— What the exercise asks —
Search the listing below for the word "chloroform" and copy each line that holds it.

Collected data:
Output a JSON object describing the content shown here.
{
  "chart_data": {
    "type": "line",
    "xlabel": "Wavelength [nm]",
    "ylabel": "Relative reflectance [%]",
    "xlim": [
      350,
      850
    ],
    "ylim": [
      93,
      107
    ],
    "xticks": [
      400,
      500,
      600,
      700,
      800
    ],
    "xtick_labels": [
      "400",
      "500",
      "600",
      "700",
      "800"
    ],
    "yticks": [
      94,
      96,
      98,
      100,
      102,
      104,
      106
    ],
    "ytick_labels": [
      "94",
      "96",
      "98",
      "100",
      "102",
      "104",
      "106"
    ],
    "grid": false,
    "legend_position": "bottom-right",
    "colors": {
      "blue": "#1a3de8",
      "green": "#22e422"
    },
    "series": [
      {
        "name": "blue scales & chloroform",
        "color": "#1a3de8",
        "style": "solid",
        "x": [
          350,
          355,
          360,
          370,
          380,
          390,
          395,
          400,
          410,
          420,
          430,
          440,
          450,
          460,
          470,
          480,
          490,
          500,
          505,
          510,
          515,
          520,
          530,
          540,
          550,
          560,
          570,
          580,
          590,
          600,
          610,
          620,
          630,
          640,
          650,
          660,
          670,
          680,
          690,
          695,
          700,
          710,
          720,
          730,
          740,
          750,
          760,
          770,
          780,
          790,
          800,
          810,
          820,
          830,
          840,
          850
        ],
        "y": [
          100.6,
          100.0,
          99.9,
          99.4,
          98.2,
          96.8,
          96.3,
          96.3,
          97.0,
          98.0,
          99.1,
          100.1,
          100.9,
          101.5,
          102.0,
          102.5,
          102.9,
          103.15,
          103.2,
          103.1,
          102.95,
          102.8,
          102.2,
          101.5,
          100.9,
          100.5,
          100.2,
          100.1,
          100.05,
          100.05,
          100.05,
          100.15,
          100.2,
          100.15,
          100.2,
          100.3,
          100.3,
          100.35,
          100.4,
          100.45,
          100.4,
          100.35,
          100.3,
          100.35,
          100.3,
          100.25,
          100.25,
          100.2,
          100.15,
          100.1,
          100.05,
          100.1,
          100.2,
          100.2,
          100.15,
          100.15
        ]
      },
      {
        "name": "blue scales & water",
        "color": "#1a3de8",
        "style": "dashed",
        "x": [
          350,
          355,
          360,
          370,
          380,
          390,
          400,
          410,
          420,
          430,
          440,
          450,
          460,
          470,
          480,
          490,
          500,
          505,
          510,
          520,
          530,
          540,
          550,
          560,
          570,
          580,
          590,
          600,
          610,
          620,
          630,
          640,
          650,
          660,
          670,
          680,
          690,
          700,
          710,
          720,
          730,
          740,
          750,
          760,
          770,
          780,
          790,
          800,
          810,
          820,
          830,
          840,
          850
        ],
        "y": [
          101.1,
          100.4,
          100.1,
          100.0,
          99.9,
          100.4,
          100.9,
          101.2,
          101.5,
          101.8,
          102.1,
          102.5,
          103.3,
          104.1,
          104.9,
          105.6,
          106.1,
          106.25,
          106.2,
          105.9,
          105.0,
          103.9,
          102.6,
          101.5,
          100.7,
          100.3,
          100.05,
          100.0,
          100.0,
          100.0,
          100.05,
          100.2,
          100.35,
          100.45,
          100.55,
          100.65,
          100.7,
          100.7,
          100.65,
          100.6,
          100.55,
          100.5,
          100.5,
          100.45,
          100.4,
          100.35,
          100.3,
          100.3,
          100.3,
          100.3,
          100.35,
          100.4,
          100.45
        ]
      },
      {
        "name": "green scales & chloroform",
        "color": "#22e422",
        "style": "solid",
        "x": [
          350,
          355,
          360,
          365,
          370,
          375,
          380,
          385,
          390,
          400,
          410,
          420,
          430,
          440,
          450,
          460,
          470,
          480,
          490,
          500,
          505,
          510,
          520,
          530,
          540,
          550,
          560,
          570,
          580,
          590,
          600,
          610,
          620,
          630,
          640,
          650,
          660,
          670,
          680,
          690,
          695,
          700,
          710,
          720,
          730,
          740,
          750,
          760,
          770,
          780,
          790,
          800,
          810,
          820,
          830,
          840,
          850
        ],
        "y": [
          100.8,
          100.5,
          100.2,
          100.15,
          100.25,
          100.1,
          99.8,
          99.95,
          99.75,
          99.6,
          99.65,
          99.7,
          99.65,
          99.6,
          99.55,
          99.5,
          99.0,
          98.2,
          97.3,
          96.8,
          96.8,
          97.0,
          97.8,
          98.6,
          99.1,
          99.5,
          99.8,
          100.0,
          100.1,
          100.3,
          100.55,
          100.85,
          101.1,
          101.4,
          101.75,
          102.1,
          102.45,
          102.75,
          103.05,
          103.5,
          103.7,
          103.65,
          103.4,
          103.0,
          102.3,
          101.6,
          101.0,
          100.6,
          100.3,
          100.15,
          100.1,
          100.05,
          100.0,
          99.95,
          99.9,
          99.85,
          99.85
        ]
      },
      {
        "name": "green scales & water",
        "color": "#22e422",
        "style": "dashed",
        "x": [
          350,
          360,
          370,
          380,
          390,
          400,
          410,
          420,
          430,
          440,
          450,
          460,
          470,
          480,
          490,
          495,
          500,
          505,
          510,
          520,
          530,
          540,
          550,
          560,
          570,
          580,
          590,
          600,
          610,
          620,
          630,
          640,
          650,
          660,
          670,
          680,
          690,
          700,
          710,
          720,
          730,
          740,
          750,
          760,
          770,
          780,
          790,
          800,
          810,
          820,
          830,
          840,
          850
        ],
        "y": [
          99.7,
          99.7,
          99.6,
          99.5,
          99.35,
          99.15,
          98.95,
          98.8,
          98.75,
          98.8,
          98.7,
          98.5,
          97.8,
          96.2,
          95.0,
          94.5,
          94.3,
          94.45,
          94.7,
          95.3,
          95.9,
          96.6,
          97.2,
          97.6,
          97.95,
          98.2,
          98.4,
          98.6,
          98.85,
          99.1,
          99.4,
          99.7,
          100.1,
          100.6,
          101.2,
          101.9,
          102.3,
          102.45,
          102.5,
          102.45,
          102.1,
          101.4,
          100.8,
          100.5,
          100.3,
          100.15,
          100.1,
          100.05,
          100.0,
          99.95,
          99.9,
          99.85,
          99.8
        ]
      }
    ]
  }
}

— Written response —
        "name": "blue scales & chloroform",
        "name": "green scales & chloroform",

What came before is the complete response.